→ **EXTRACTED MATERIAL**
--------------------------------

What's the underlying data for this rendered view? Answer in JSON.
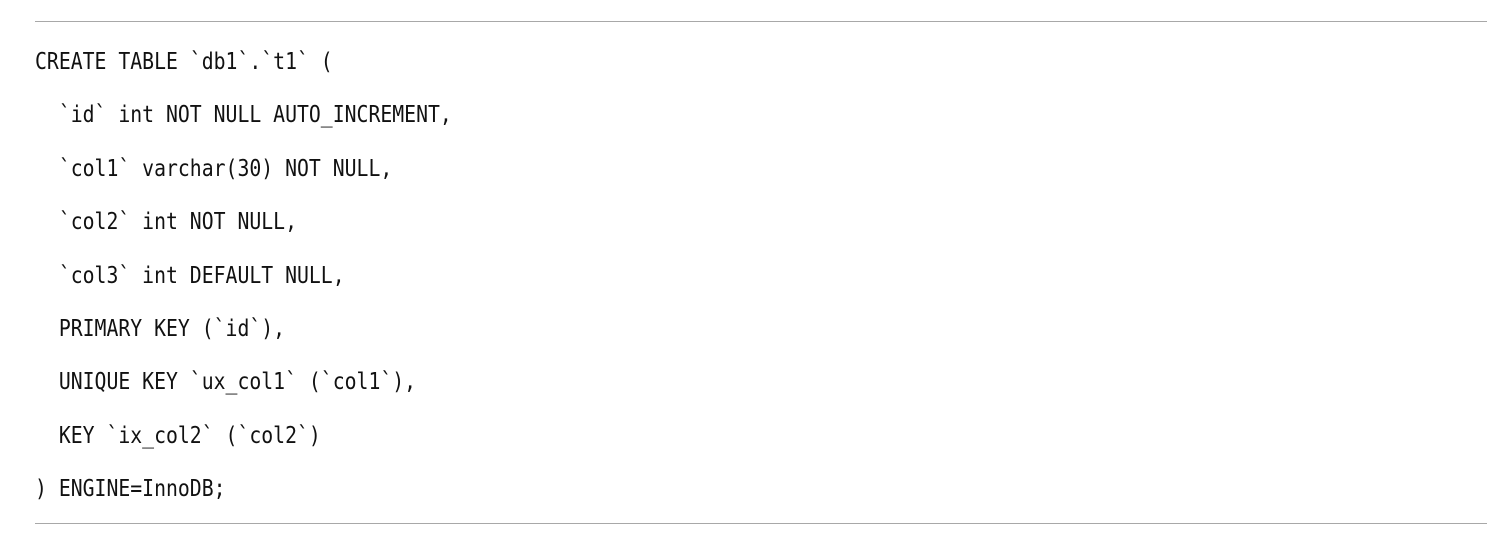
{
  "code": {
    "lines": [
      "CREATE TABLE `db1`.`t1` (",
      "  `id` int NOT NULL AUTO_INCREMENT,",
      "  `col1` varchar(30) NOT NULL,",
      "  `col2` int NOT NULL,",
      "  `col3` int DEFAULT NULL,",
      "  PRIMARY KEY (`id`),",
      "  UNIQUE KEY `ux_col1` (`col1`),",
      "  KEY `ix_col2` (`col2`)",
      ") ENGINE=InnoDB;"
    ]
  }
}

--------------------------------

Repeat all of the data above word for word, minus the pictures.

What's the underlying data for this rendered view? Answer in JSON.
{
  "code": {
    "lines": [
      "CREATE TABLE `db1`.`t1` (",
      "  `id` int NOT NULL AUTO_INCREMENT,",
      "  `col1` varchar(30) NOT NULL,",
      "  `col2` int NOT NULL,",
      "  `col3` int DEFAULT NULL,",
      "  PRIMARY KEY (`id`),",
      "  UNIQUE KEY `ux_col1` (`col1`),",
      "  KEY `ix_col2` (`col2`)",
      ") ENGINE=InnoDB;"
    ]
  }
}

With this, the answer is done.